▶ [Task goal]:
Every record here should be printed again exactly.

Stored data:
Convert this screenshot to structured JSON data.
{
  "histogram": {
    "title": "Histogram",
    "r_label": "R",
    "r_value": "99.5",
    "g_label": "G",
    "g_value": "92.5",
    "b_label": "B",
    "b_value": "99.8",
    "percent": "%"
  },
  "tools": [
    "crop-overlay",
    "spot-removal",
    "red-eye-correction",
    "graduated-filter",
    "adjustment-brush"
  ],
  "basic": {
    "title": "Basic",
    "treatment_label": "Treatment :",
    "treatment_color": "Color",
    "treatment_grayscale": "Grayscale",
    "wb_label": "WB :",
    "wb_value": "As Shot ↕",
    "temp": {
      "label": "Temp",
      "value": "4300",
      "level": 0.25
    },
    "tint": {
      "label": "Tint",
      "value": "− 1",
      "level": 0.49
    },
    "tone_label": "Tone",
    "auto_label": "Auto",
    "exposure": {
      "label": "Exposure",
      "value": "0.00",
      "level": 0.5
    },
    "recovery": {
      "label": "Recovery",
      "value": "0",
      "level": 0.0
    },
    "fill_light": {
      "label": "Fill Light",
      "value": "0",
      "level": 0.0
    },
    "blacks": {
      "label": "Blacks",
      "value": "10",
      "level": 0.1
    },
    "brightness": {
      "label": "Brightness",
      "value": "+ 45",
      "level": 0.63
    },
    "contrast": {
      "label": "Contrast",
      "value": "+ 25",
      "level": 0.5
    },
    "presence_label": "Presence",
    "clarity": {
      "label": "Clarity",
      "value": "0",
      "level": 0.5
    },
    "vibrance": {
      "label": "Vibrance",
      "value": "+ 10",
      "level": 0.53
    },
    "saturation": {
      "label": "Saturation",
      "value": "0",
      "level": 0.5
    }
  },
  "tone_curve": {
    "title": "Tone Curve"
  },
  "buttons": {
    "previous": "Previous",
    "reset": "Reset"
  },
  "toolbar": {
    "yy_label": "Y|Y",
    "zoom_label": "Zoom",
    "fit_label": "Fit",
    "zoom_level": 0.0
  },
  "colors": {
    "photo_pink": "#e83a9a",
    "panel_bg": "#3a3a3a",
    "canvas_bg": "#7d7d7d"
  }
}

▶ [Written reply]:
Convert this screenshot to structured JSON data.
{
  "histogram": {
    "title": "Histogram",
    "r_label": "R",
    "r_value": "99.5",
    "g_label": "G",
    "g_value": "92.5",
    "b_label": "B",
    "b_value": "99.8",
    "percent": "%"
  },
  "tools": [
    "crop-overlay",
    "spot-removal",
    "red-eye-correction",
    "graduated-filter",
    "adjustment-brush"
  ],
  "basic": {
    "title": "Basic",
    "treatment_label": "Treatment :",
    "treatment_color": "Color",
    "treatment_grayscale": "Grayscale",
    "wb_label": "WB :",
    "wb_value": "As Shot ↕",
    "temp": {
      "label": "Temp",
      "value": "4300",
      "level": 0.25
    },
    "tint": {
      "label": "Tint",
      "value": "− 1",
      "level": 0.49
    },
    "tone_label": "Tone",
    "auto_label": "Auto",
    "exposure": {
      "label": "Exposure",
      "value": "0.00",
      "level": 0.5
    },
    "recovery": {
      "label": "Recovery",
      "value": "0",
      "level": 0.0
    },
    "fill_light": {
      "label": "Fill Light",
      "value": "0",
      "level": 0.0
    },
    "blacks": {
      "label": "Blacks",
      "value": "10",
      "level": 0.1
    },
    "brightness": {
      "label": "Brightness",
      "value": "+ 45",
      "level": 0.63
    },
    "contrast": {
      "label": "Contrast",
      "value": "+ 25",
      "level": 0.5
    },
    "presence_label": "Presence",
    "clarity": {
      "label": "Clarity",
      "value": "0",
      "level": 0.5
    },
    "vibrance": {
      "label": "Vibrance",
      "value": "+ 10",
      "level": 0.53
    },
    "saturation": {
      "label": "Saturation",
      "value": "0",
      "level": 0.5
    }
  },
  "tone_curve": {
    "title": "Tone Curve"
  },
  "buttons": {
    "previous": "Previous",
    "reset": "Reset"
  },
  "toolbar": {
    "yy_label": "Y|Y",
    "zoom_label": "Zoom",
    "fit_label": "Fit",
    "zoom_level": 0.0
  },
  "colors": {
    "photo_pink": "#e83a9a",
    "panel_bg": "#3a3a3a",
    "canvas_bg": "#7d7d7d"
  }
}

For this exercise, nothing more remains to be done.